Exercise => Skip all pictures, then print the remaining material exactly.

Available records =>

BEGIN

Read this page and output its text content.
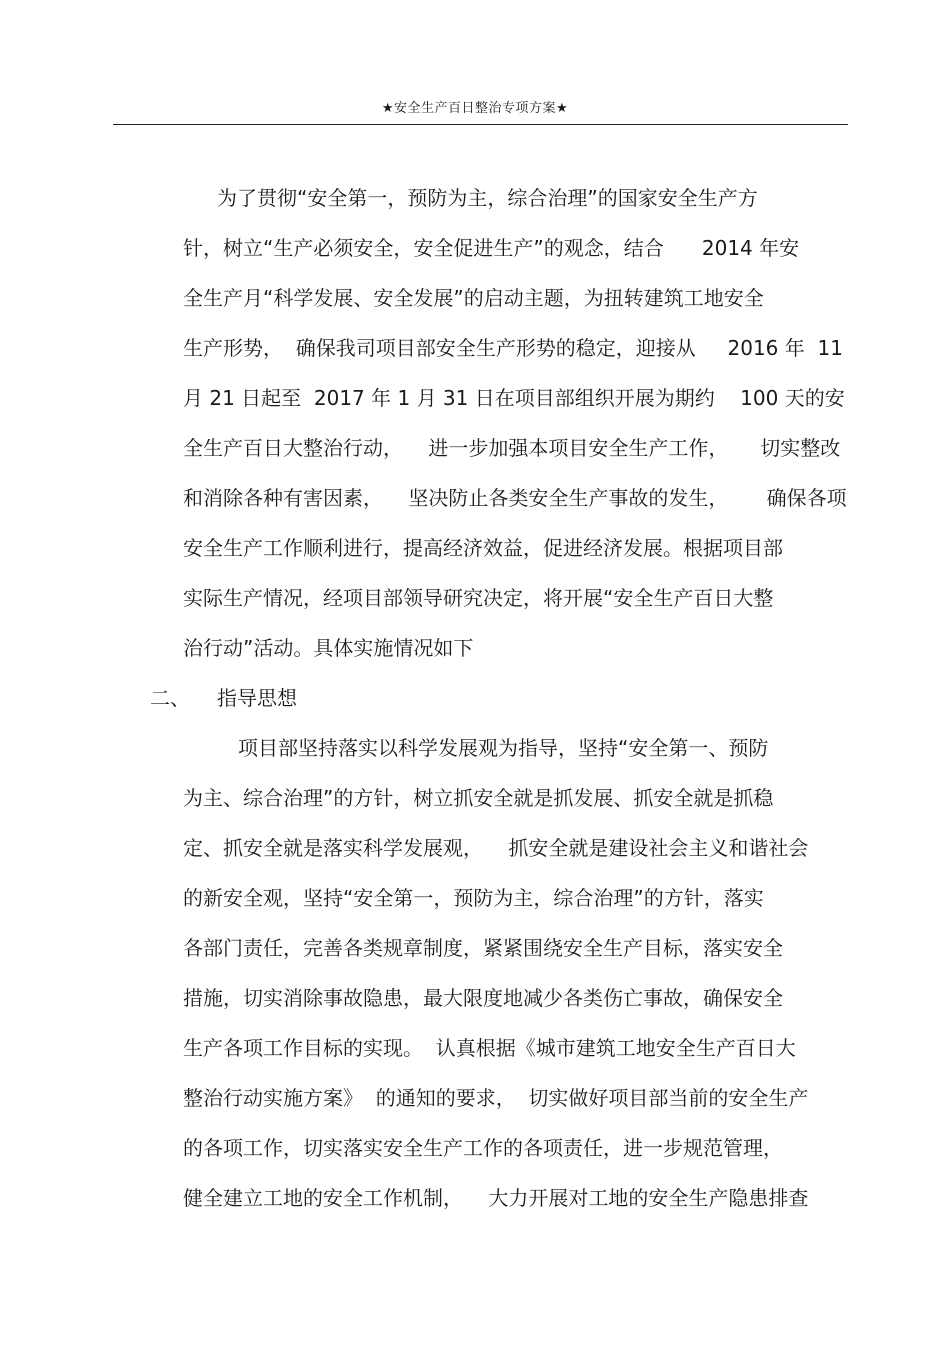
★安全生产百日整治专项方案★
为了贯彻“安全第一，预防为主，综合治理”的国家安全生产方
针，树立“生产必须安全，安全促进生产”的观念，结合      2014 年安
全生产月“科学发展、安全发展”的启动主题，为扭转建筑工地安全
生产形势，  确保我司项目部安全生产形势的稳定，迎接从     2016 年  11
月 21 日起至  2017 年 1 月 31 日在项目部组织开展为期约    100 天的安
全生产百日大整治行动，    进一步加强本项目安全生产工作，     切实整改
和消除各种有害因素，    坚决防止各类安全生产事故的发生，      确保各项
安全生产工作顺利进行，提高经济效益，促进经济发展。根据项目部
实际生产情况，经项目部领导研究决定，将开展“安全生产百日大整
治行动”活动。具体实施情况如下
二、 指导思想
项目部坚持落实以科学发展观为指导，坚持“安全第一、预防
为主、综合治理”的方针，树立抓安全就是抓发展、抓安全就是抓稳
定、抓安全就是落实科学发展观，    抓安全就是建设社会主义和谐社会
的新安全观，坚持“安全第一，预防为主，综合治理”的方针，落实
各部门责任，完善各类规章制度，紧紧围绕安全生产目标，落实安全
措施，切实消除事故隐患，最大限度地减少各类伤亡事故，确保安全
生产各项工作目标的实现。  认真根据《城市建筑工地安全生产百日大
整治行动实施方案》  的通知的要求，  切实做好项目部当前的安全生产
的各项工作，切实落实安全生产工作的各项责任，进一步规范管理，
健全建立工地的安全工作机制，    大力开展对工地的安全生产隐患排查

END

Output =>
Read this page and output its text content.
★安全生产百日整治专项方案★
为了贯彻“安全第一，预防为主，综合治理”的国家安全生产方
针，树立“生产必须安全，安全促进生产”的观念，结合      2014 年安
全生产月“科学发展、安全发展”的启动主题，为扭转建筑工地安全
生产形势，  确保我司项目部安全生产形势的稳定，迎接从     2016 年  11
月 21 日起至  2017 年 1 月 31 日在项目部组织开展为期约    100 天的安
全生产百日大整治行动，    进一步加强本项目安全生产工作，     切实整改
和消除各种有害因素，    坚决防止各类安全生产事故的发生，      确保各项
安全生产工作顺利进行，提高经济效益，促进经济发展。根据项目部
实际生产情况，经项目部领导研究决定，将开展“安全生产百日大整
治行动”活动。具体实施情况如下
二、 指导思想
项目部坚持落实以科学发展观为指导，坚持“安全第一、预防
为主、综合治理”的方针，树立抓安全就是抓发展、抓安全就是抓稳
定、抓安全就是落实科学发展观，    抓安全就是建设社会主义和谐社会
的新安全观，坚持“安全第一，预防为主，综合治理”的方针，落实
各部门责任，完善各类规章制度，紧紧围绕安全生产目标，落实安全
措施，切实消除事故隐患，最大限度地减少各类伤亡事故，确保安全
生产各项工作目标的实现。  认真根据《城市建筑工地安全生产百日大
整治行动实施方案》  的通知的要求，  切实做好项目部当前的安全生产
的各项工作，切实落实安全生产工作的各项责任，进一步规范管理，
健全建立工地的安全工作机制，    大力开展对工地的安全生产隐患排查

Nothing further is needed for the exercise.